◆ Task description ◆
The listing beneath should be written out in full, exactly as shown.

(A run of records)
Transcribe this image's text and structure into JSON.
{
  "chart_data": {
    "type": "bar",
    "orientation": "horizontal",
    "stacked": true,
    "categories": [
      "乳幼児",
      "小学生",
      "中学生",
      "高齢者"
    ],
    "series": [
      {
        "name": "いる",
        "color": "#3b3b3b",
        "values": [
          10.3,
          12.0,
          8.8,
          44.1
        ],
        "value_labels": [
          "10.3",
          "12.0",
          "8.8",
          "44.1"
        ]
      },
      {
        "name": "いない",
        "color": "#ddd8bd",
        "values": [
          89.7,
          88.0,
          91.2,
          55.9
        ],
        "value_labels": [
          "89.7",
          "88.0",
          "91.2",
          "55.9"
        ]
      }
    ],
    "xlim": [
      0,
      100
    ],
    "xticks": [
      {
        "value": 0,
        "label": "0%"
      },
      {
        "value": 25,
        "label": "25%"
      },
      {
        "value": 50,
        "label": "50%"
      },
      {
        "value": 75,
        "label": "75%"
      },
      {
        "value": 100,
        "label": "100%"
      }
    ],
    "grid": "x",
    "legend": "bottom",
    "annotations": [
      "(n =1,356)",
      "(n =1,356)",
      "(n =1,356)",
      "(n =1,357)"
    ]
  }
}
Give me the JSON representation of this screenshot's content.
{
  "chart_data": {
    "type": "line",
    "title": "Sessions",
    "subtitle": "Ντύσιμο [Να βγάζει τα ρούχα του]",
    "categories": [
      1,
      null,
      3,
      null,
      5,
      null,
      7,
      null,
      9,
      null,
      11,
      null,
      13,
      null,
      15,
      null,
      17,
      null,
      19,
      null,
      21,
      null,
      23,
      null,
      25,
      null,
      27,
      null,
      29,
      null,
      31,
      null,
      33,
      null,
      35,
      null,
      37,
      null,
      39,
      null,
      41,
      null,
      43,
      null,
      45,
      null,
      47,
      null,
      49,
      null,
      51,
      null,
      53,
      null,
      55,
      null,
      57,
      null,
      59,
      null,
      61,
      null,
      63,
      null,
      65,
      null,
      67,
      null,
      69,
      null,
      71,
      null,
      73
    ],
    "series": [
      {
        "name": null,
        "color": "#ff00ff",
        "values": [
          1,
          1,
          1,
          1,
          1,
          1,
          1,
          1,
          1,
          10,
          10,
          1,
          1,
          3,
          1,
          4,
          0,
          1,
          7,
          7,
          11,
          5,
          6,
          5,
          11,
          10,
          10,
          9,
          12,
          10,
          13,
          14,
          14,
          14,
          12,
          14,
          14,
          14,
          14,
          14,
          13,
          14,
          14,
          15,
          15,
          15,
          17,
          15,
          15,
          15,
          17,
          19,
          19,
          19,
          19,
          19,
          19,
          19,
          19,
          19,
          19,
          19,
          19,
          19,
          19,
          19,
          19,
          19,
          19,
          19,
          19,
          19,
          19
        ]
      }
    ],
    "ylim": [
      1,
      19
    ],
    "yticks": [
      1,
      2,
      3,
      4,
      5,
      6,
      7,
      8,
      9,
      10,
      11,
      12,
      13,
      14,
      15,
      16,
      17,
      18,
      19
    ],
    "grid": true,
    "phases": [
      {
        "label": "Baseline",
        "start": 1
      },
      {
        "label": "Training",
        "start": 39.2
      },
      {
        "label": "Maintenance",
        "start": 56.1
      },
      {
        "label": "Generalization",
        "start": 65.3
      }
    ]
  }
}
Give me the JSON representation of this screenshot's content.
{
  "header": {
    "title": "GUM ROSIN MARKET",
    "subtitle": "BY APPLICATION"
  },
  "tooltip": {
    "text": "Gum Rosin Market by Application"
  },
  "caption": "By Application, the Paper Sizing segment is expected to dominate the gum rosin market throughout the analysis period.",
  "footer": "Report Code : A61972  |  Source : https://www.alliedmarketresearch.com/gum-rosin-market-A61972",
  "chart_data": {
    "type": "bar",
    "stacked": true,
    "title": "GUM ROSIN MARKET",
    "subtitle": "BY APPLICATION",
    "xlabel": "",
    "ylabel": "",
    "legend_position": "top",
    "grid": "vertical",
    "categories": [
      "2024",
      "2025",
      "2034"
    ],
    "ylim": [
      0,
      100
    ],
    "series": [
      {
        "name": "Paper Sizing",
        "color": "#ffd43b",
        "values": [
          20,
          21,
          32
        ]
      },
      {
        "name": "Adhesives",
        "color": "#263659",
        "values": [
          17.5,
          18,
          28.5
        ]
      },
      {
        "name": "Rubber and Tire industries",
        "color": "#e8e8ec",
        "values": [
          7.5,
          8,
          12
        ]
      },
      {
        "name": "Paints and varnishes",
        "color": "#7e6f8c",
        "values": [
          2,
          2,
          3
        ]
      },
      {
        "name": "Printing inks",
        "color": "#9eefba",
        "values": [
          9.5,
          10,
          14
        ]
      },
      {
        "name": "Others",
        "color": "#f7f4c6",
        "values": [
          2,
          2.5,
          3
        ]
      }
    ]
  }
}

◆ Final answer ◆
Transcribe this image's text and structure into JSON.
{
  "chart_data": {
    "type": "bar",
    "orientation": "horizontal",
    "stacked": true,
    "categories": [
      "乳幼児",
      "小学生",
      "中学生",
      "高齢者"
    ],
    "series": [
      {
        "name": "いる",
        "color": "#3b3b3b",
        "values": [
          10.3,
          12.0,
          8.8,
          44.1
        ],
        "value_labels": [
          "10.3",
          "12.0",
          "8.8",
          "44.1"
        ]
      },
      {
        "name": "いない",
        "color": "#ddd8bd",
        "values": [
          89.7,
          88.0,
          91.2,
          55.9
        ],
        "value_labels": [
          "89.7",
          "88.0",
          "91.2",
          "55.9"
        ]
      }
    ],
    "xlim": [
      0,
      100
    ],
    "xticks": [
      {
        "value": 0,
        "label": "0%"
      },
      {
        "value": 25,
        "label": "25%"
      },
      {
        "value": 50,
        "label": "50%"
      },
      {
        "value": 75,
        "label": "75%"
      },
      {
        "value": 100,
        "label": "100%"
      }
    ],
    "grid": "x",
    "legend": "bottom",
    "annotations": [
      "(n =1,356)",
      "(n =1,356)",
      "(n =1,356)",
      "(n =1,357)"
    ]
  }
}
Give me the JSON representation of this screenshot's content.
{
  "chart_data": {
    "type": "line",
    "title": "Sessions",
    "subtitle": "Ντύσιμο [Να βγάζει τα ρούχα του]",
    "categories": [
      1,
      null,
      3,
      null,
      5,
      null,
      7,
      null,
      9,
      null,
      11,
      null,
      13,
      null,
      15,
      null,
      17,
      null,
      19,
      null,
      21,
      null,
      23,
      null,
      25,
      null,
      27,
      null,
      29,
      null,
      31,
      null,
      33,
      null,
      35,
      null,
      37,
      null,
      39,
      null,
      41,
      null,
      43,
      null,
      45,
      null,
      47,
      null,
      49,
      null,
      51,
      null,
      53,
      null,
      55,
      null,
      57,
      null,
      59,
      null,
      61,
      null,
      63,
      null,
      65,
      null,
      67,
      null,
      69,
      null,
      71,
      null,
      73
    ],
    "series": [
      {
        "name": null,
        "color": "#ff00ff",
        "values": [
          1,
          1,
          1,
          1,
          1,
          1,
          1,
          1,
          1,
          10,
          10,
          1,
          1,
          3,
          1,
          4,
          0,
          1,
          7,
          7,
          11,
          5,
          6,
          5,
          11,
          10,
          10,
          9,
          12,
          10,
          13,
          14,
          14,
          14,
          12,
          14,
          14,
          14,
          14,
          14,
          13,
          14,
          14,
          15,
          15,
          15,
          17,
          15,
          15,
          15,
          17,
          19,
          19,
          19,
          19,
          19,
          19,
          19,
          19,
          19,
          19,
          19,
          19,
          19,
          19,
          19,
          19,
          19,
          19,
          19,
          19,
          19,
          19
        ]
      }
    ],
    "ylim": [
      1,
      19
    ],
    "yticks": [
      1,
      2,
      3,
      4,
      5,
      6,
      7,
      8,
      9,
      10,
      11,
      12,
      13,
      14,
      15,
      16,
      17,
      18,
      19
    ],
    "grid": true,
    "phases": [
      {
        "label": "Baseline",
        "start": 1
      },
      {
        "label": "Training",
        "start": 39.2
      },
      {
        "label": "Maintenance",
        "start": 56.1
      },
      {
        "label": "Generalization",
        "start": 65.3
      }
    ]
  }
}
Give me the JSON representation of this screenshot's content.
{
  "header": {
    "title": "GUM ROSIN MARKET",
    "subtitle": "BY APPLICATION"
  },
  "tooltip": {
    "text": "Gum Rosin Market by Application"
  },
  "caption": "By Application, the Paper Sizing segment is expected to dominate the gum rosin market throughout the analysis period.",
  "footer": "Report Code : A61972  |  Source : https://www.alliedmarketresearch.com/gum-rosin-market-A61972",
  "chart_data": {
    "type": "bar",
    "stacked": true,
    "title": "GUM ROSIN MARKET",
    "subtitle": "BY APPLICATION",
    "xlabel": "",
    "ylabel": "",
    "legend_position": "top",
    "grid": "vertical",
    "categories": [
      "2024",
      "2025",
      "2034"
    ],
    "ylim": [
      0,
      100
    ],
    "series": [
      {
        "name": "Paper Sizing",
        "color": "#ffd43b",
        "values": [
          20,
          21,
          32
        ]
      },
      {
        "name": "Adhesives",
        "color": "#263659",
        "values": [
          17.5,
          18,
          28.5
        ]
      },
      {
        "name": "Rubber and Tire industries",
        "color": "#e8e8ec",
        "values": [
          7.5,
          8,
          12
        ]
      },
      {
        "name": "Paints and varnishes",
        "color": "#7e6f8c",
        "values": [
          2,
          2,
          3
        ]
      },
      {
        "name": "Printing inks",
        "color": "#9eefba",
        "values": [
          9.5,
          10,
          14
        ]
      },
      {
        "name": "Others",
        "color": "#f7f4c6",
        "values": [
          2,
          2.5,
          3
        ]
      }
    ]
  }
}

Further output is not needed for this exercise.